__Exercise details__:
Restate each entry word for word, leaving nothing out.

__Items listed in a dataset__:
========================================================================
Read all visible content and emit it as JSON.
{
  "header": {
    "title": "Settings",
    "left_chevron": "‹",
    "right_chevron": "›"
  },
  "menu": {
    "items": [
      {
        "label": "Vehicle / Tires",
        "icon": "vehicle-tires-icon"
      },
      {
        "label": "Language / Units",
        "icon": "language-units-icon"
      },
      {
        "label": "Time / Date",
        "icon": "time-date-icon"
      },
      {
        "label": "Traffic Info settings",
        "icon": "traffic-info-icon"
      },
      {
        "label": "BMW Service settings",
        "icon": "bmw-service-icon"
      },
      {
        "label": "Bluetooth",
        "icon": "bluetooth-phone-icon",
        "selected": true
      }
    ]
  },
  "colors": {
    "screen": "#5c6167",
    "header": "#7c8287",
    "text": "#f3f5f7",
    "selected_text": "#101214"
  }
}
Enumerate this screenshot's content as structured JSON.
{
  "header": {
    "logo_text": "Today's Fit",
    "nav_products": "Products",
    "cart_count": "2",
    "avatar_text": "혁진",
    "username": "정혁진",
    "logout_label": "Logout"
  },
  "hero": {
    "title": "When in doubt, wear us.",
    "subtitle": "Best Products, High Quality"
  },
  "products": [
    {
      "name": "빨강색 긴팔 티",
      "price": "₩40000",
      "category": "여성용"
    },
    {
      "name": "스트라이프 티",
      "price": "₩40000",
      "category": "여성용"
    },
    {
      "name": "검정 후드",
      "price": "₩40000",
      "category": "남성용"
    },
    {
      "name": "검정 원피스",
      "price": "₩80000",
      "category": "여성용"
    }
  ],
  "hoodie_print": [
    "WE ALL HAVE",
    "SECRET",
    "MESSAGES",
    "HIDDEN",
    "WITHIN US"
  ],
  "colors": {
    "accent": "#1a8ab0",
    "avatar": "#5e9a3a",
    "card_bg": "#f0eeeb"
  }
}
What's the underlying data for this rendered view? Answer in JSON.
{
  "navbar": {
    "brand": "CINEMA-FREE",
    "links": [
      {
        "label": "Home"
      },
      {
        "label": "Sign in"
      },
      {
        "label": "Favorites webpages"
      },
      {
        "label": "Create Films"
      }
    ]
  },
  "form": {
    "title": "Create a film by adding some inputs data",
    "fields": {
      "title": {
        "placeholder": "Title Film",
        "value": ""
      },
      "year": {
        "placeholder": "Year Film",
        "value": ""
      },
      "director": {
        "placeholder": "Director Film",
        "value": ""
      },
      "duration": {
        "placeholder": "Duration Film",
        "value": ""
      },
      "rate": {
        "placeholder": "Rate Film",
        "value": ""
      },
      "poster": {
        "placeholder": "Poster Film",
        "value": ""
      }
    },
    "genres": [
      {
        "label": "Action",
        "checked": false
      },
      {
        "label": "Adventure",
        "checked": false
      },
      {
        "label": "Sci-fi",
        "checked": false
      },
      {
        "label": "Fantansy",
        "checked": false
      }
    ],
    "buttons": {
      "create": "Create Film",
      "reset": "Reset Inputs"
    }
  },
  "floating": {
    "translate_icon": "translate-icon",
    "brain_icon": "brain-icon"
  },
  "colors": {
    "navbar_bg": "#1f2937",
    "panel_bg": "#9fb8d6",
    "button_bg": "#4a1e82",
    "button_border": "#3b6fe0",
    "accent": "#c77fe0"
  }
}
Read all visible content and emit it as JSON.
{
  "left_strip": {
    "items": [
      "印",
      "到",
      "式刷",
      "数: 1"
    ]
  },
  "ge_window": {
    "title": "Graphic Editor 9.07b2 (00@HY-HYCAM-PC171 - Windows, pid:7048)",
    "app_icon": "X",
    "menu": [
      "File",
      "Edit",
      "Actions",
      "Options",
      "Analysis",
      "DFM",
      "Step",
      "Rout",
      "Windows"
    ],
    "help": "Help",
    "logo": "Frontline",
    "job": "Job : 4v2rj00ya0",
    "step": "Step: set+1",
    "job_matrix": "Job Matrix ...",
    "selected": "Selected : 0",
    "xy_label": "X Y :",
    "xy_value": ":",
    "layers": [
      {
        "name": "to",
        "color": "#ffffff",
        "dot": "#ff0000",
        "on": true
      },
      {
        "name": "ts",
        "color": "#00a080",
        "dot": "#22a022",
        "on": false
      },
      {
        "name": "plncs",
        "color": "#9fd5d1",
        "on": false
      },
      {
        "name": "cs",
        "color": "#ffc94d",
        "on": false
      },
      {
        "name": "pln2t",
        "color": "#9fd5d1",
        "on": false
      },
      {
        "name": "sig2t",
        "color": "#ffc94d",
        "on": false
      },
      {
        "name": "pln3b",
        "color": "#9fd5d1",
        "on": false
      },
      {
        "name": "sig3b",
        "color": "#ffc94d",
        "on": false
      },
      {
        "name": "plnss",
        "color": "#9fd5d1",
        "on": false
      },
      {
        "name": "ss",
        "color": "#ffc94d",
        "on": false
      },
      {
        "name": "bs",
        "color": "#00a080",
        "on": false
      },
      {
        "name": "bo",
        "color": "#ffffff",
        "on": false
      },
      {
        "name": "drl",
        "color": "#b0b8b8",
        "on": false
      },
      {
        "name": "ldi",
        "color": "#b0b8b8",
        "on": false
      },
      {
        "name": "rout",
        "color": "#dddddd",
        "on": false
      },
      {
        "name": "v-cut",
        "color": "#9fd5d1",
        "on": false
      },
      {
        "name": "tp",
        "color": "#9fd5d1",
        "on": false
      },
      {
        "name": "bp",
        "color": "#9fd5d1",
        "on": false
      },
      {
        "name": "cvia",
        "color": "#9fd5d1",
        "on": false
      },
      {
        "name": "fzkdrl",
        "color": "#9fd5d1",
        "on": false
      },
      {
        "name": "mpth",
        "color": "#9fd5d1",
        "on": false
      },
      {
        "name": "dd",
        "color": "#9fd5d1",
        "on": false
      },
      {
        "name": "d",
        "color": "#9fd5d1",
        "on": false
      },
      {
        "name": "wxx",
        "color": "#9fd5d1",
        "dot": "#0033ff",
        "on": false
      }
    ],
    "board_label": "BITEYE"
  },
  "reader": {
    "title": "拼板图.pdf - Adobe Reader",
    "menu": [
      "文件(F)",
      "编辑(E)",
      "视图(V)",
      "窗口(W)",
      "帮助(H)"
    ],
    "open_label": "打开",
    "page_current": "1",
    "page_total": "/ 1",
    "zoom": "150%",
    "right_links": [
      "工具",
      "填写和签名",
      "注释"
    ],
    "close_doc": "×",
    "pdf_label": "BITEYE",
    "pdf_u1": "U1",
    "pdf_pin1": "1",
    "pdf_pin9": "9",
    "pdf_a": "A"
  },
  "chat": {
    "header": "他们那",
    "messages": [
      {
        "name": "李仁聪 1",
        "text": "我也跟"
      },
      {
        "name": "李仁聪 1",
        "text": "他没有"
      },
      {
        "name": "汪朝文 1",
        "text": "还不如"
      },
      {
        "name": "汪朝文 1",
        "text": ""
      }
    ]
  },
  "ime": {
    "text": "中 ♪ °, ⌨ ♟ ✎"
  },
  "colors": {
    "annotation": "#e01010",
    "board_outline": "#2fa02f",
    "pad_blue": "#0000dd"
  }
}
========================================================================
__Exercise result__:
Read all visible content and emit it as JSON.
{
  "header": {
    "title": "Settings",
    "left_chevron": "‹",
    "right_chevron": "›"
  },
  "menu": {
    "items": [
      {
        "label": "Vehicle / Tires",
        "icon": "vehicle-tires-icon"
      },
      {
        "label": "Language / Units",
        "icon": "language-units-icon"
      },
      {
        "label": "Time / Date",
        "icon": "time-date-icon"
      },
      {
        "label": "Traffic Info settings",
        "icon": "traffic-info-icon"
      },
      {
        "label": "BMW Service settings",
        "icon": "bmw-service-icon"
      },
      {
        "label": "Bluetooth",
        "icon": "bluetooth-phone-icon",
        "selected": true
      }
    ]
  },
  "colors": {
    "screen": "#5c6167",
    "header": "#7c8287",
    "text": "#f3f5f7",
    "selected_text": "#101214"
  }
}
Enumerate this screenshot's content as structured JSON.
{
  "header": {
    "logo_text": "Today's Fit",
    "nav_products": "Products",
    "cart_count": "2",
    "avatar_text": "혁진",
    "username": "정혁진",
    "logout_label": "Logout"
  },
  "hero": {
    "title": "When in doubt, wear us.",
    "subtitle": "Best Products, High Quality"
  },
  "products": [
    {
      "name": "빨강색 긴팔 티",
      "price": "₩40000",
      "category": "여성용"
    },
    {
      "name": "스트라이프 티",
      "price": "₩40000",
      "category": "여성용"
    },
    {
      "name": "검정 후드",
      "price": "₩40000",
      "category": "남성용"
    },
    {
      "name": "검정 원피스",
      "price": "₩80000",
      "category": "여성용"
    }
  ],
  "hoodie_print": [
    "WE ALL HAVE",
    "SECRET",
    "MESSAGES",
    "HIDDEN",
    "WITHIN US"
  ],
  "colors": {
    "accent": "#1a8ab0",
    "avatar": "#5e9a3a",
    "card_bg": "#f0eeeb"
  }
}
What's the underlying data for this rendered view? Answer in JSON.
{
  "navbar": {
    "brand": "CINEMA-FREE",
    "links": [
      {
        "label": "Home"
      },
      {
        "label": "Sign in"
      },
      {
        "label": "Favorites webpages"
      },
      {
        "label": "Create Films"
      }
    ]
  },
  "form": {
    "title": "Create a film by adding some inputs data",
    "fields": {
      "title": {
        "placeholder": "Title Film",
        "value": ""
      },
      "year": {
        "placeholder": "Year Film",
        "value": ""
      },
      "director": {
        "placeholder": "Director Film",
        "value": ""
      },
      "duration": {
        "placeholder": "Duration Film",
        "value": ""
      },
      "rate": {
        "placeholder": "Rate Film",
        "value": ""
      },
      "poster": {
        "placeholder": "Poster Film",
        "value": ""
      }
    },
    "genres": [
      {
        "label": "Action",
        "checked": false
      },
      {
        "label": "Adventure",
        "checked": false
      },
      {
        "label": "Sci-fi",
        "checked": false
      },
      {
        "label": "Fantansy",
        "checked": false
      }
    ],
    "buttons": {
      "create": "Create Film",
      "reset": "Reset Inputs"
    }
  },
  "floating": {
    "translate_icon": "translate-icon",
    "brain_icon": "brain-icon"
  },
  "colors": {
    "navbar_bg": "#1f2937",
    "panel_bg": "#9fb8d6",
    "button_bg": "#4a1e82",
    "button_border": "#3b6fe0",
    "accent": "#c77fe0"
  }
}
Read all visible content and emit it as JSON.
{
  "left_strip": {
    "items": [
      "印",
      "到",
      "式刷",
      "数: 1"
    ]
  },
  "ge_window": {
    "title": "Graphic Editor 9.07b2 (00@HY-HYCAM-PC171 - Windows, pid:7048)",
    "app_icon": "X",
    "menu": [
      "File",
      "Edit",
      "Actions",
      "Options",
      "Analysis",
      "DFM",
      "Step",
      "Rout",
      "Windows"
    ],
    "help": "Help",
    "logo": "Frontline",
    "job": "Job : 4v2rj00ya0",
    "step": "Step: set+1",
    "job_matrix": "Job Matrix ...",
    "selected": "Selected : 0",
    "xy_label": "X Y :",
    "xy_value": ":",
    "layers": [
      {
        "name": "to",
        "color": "#ffffff",
        "dot": "#ff0000",
        "on": true
      },
      {
        "name": "ts",
        "color": "#00a080",
        "dot": "#22a022",
        "on": false
      },
      {
        "name": "plncs",
        "color": "#9fd5d1",
        "on": false
      },
      {
        "name": "cs",
        "color": "#ffc94d",
        "on": false
      },
      {
        "name": "pln2t",
        "color": "#9fd5d1",
        "on": false
      },
      {
        "name": "sig2t",
        "color": "#ffc94d",
        "on": false
      },
      {
        "name": "pln3b",
        "color": "#9fd5d1",
        "on": false
      },
      {
        "name": "sig3b",
        "color": "#ffc94d",
        "on": false
      },
      {
        "name": "plnss",
        "color": "#9fd5d1",
        "on": false
      },
      {
        "name": "ss",
        "color": "#ffc94d",
        "on": false
      },
      {
        "name": "bs",
        "color": "#00a080",
        "on": false
      },
      {
        "name": "bo",
        "color": "#ffffff",
        "on": false
      },
      {
        "name": "drl",
        "color": "#b0b8b8",
        "on": false
      },
      {
        "name": "ldi",
        "color": "#b0b8b8",
        "on": false
      },
      {
        "name": "rout",
        "color": "#dddddd",
        "on": false
      },
      {
        "name": "v-cut",
        "color": "#9fd5d1",
        "on": false
      },
      {
        "name": "tp",
        "color": "#9fd5d1",
        "on": false
      },
      {
        "name": "bp",
        "color": "#9fd5d1",
        "on": false
      },
      {
        "name": "cvia",
        "color": "#9fd5d1",
        "on": false
      },
      {
        "name": "fzkdrl",
        "color": "#9fd5d1",
        "on": false
      },
      {
        "name": "mpth",
        "color": "#9fd5d1",
        "on": false
      },
      {
        "name": "dd",
        "color": "#9fd5d1",
        "on": false
      },
      {
        "name": "d",
        "color": "#9fd5d1",
        "on": false
      },
      {
        "name": "wxx",
        "color": "#9fd5d1",
        "dot": "#0033ff",
        "on": false
      }
    ],
    "board_label": "BITEYE"
  },
  "reader": {
    "title": "拼板图.pdf - Adobe Reader",
    "menu": [
      "文件(F)",
      "编辑(E)",
      "视图(V)",
      "窗口(W)",
      "帮助(H)"
    ],
    "open_label": "打开",
    "page_current": "1",
    "page_total": "/ 1",
    "zoom": "150%",
    "right_links": [
      "工具",
      "填写和签名",
      "注释"
    ],
    "close_doc": "×",
    "pdf_label": "BITEYE",
    "pdf_u1": "U1",
    "pdf_pin1": "1",
    "pdf_pin9": "9",
    "pdf_a": "A"
  },
  "chat": {
    "header": "他们那",
    "messages": [
      {
        "name": "李仁聪 1",
        "text": "我也跟"
      },
      {
        "name": "李仁聪 1",
        "text": "他没有"
      },
      {
        "name": "汪朝文 1",
        "text": "还不如"
      },
      {
        "name": "汪朝文 1",
        "text": ""
      }
    ]
  },
  "ime": {
    "text": "中 ♪ °, ⌨ ♟ ✎"
  },
  "colors": {
    "annotation": "#e01010",
    "board_outline": "#2fa02f",
    "pad_blue": "#0000dd"
  }
}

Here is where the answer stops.